» **CHALLENGE**
Below is a listing; reproduce each line of it exactly.

» **PROVIDED DATA**

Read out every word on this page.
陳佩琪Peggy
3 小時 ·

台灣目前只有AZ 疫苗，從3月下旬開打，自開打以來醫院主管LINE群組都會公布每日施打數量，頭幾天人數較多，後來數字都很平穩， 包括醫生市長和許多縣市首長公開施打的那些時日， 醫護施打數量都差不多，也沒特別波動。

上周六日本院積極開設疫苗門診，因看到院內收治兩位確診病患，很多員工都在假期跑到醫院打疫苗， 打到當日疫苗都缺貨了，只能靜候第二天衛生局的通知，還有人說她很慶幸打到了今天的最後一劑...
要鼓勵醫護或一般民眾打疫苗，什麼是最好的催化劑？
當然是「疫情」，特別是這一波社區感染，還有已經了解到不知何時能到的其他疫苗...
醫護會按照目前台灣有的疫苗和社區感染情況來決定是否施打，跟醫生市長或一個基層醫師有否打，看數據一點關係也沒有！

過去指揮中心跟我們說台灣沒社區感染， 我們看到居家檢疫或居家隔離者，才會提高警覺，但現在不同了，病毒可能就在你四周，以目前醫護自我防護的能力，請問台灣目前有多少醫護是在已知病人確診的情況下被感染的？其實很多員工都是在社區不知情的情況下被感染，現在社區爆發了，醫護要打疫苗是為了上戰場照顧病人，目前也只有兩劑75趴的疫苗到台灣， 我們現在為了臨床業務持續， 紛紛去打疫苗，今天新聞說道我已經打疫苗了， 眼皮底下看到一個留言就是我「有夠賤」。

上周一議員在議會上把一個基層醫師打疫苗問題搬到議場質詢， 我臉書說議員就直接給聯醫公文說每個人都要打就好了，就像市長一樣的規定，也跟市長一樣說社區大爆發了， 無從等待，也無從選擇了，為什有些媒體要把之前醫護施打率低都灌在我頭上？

» **TASK ANSWER**
Read out every word on this page.
陳佩琪Peggy
3 小時 ·

台灣目前只有AZ 疫苗，從3月下旬開打，自開打以來醫院主管LINE群組都會公布每日施打數量，頭幾天人數較多，後來數字都很平穩， 包括醫生市長和許多縣市首長公開施打的那些時日， 醫護施打數量都差不多，也沒特別波動。

上周六日本院積極開設疫苗門診，因看到院內收治兩位確診病患，很多員工都在假期跑到醫院打疫苗， 打到當日疫苗都缺貨了，只能靜候第二天衛生局的通知，還有人說她很慶幸打到了今天的最後一劑...
要鼓勵醫護或一般民眾打疫苗，什麼是最好的催化劑？
當然是「疫情」，特別是這一波社區感染，還有已經了解到不知何時能到的其他疫苗...
醫護會按照目前台灣有的疫苗和社區感染情況來決定是否施打，跟醫生市長或一個基層醫師有否打，看數據一點關係也沒有！

過去指揮中心跟我們說台灣沒社區感染， 我們看到居家檢疫或居家隔離者，才會提高警覺，但現在不同了，病毒可能就在你四周，以目前醫護自我防護的能力，請問台灣目前有多少醫護是在已知病人確診的情況下被感染的？其實很多員工都是在社區不知情的情況下被感染，現在社區爆發了，醫護要打疫苗是為了上戰場照顧病人，目前也只有兩劑75趴的疫苗到台灣， 我們現在為了臨床業務持續， 紛紛去打疫苗，今天新聞說道我已經打疫苗了， 眼皮底下看到一個留言就是我「有夠賤」。

上周一議員在議會上把一個基層醫師打疫苗問題搬到議場質詢， 我臉書說議員就直接給聯醫公文說每個人都要打就好了，就像市長一樣的規定，也跟市長一樣說社區大爆發了， 無從等待，也無從選擇了，為什有些媒體要把之前醫護施打率低都灌在我頭上？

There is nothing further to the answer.